| Data excerpts |
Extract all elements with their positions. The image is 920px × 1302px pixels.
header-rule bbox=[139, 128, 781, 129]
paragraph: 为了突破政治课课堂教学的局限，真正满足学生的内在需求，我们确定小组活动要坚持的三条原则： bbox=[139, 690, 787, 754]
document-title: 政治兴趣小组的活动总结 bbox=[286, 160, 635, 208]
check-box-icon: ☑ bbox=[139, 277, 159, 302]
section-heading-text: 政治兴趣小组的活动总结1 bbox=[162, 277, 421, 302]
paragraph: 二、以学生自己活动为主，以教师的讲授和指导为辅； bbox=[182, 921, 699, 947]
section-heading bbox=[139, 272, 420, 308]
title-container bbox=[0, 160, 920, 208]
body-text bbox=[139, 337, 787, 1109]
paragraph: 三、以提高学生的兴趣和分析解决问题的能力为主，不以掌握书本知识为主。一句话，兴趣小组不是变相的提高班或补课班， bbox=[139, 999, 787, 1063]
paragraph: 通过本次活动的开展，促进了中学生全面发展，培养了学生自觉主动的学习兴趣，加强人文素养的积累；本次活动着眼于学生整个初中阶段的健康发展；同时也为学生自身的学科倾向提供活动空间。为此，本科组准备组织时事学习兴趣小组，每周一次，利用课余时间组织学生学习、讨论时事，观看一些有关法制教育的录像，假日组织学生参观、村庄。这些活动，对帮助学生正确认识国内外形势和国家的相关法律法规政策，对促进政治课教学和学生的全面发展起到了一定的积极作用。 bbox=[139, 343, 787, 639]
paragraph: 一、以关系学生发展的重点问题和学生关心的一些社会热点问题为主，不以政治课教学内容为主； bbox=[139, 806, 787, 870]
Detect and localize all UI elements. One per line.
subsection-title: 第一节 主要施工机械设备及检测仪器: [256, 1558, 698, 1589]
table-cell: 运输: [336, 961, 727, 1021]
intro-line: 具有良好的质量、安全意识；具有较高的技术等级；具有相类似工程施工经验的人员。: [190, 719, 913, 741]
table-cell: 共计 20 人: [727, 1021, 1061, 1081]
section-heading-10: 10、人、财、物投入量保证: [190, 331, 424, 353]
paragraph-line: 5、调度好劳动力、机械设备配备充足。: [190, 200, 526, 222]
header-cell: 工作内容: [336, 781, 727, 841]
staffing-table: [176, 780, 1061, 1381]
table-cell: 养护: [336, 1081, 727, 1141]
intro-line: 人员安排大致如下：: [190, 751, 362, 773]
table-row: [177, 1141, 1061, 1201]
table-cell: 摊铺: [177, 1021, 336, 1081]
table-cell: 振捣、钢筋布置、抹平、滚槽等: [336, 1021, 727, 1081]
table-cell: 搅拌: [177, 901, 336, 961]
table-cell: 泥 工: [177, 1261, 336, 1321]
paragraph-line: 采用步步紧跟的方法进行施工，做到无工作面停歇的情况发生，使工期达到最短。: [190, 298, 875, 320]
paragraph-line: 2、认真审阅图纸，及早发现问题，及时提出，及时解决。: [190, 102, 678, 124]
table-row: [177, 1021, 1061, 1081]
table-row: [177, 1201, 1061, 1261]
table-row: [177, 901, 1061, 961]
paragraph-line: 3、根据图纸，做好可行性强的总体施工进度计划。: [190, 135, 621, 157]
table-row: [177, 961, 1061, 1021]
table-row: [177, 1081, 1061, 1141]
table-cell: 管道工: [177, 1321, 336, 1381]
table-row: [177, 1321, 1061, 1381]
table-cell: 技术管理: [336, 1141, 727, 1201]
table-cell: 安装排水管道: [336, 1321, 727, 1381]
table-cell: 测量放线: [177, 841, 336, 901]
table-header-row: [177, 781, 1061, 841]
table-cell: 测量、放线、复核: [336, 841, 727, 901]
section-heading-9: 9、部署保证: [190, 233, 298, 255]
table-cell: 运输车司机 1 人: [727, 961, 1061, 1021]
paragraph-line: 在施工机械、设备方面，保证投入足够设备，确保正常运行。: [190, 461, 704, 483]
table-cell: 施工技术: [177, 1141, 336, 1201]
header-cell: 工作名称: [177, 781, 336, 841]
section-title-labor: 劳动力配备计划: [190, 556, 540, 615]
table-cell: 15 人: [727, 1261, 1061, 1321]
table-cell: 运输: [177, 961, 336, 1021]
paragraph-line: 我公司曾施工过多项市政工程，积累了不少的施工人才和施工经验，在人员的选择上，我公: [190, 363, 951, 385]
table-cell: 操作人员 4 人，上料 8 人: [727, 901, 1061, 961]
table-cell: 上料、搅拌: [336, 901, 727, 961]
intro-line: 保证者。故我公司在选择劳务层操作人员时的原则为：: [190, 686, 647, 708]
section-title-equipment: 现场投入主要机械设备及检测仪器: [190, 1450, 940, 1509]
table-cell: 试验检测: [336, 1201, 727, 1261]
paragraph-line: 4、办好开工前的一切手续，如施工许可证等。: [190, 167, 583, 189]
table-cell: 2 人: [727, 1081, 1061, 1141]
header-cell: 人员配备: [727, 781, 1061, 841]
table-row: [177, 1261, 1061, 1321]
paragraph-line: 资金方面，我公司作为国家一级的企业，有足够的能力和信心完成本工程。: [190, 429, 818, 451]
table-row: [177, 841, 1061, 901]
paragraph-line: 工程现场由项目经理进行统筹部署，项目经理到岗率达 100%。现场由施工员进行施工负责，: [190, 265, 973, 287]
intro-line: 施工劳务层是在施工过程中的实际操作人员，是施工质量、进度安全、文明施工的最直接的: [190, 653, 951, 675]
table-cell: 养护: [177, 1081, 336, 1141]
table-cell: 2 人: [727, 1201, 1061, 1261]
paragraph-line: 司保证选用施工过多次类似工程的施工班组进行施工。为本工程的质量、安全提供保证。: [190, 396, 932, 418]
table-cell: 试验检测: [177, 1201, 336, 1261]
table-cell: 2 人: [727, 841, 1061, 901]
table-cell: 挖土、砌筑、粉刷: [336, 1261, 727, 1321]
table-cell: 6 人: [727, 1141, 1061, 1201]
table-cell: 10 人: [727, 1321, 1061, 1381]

| Exercise goal |
Retype the rows from the start of the records through the line that contains "999, 787, 1063]", including both ends, keeping each line as it stands.

| Correct response |
Extract all elements with their positions. The image is 920px × 1302px pixels.
header-rule bbox=[139, 128, 781, 129]
paragraph: 为了突破政治课课堂教学的局限，真正满足学生的内在需求，我们确定小组活动要坚持的三条原则： bbox=[139, 690, 787, 754]
document-title: 政治兴趣小组的活动总结 bbox=[286, 160, 635, 208]
check-box-icon: ☑ bbox=[139, 277, 159, 302]
section-heading-text: 政治兴趣小组的活动总结1 bbox=[162, 277, 421, 302]
paragraph: 二、以学生自己活动为主，以教师的讲授和指导为辅； bbox=[182, 921, 699, 947]
section-heading bbox=[139, 272, 420, 308]
title-container bbox=[0, 160, 920, 208]
body-text bbox=[139, 337, 787, 1109]
paragraph: 三、以提高学生的兴趣和分析解决问题的能力为主，不以掌握书本知识为主。一句话，兴趣小组不是变相的提高班或补课班， bbox=[139, 999, 787, 1063]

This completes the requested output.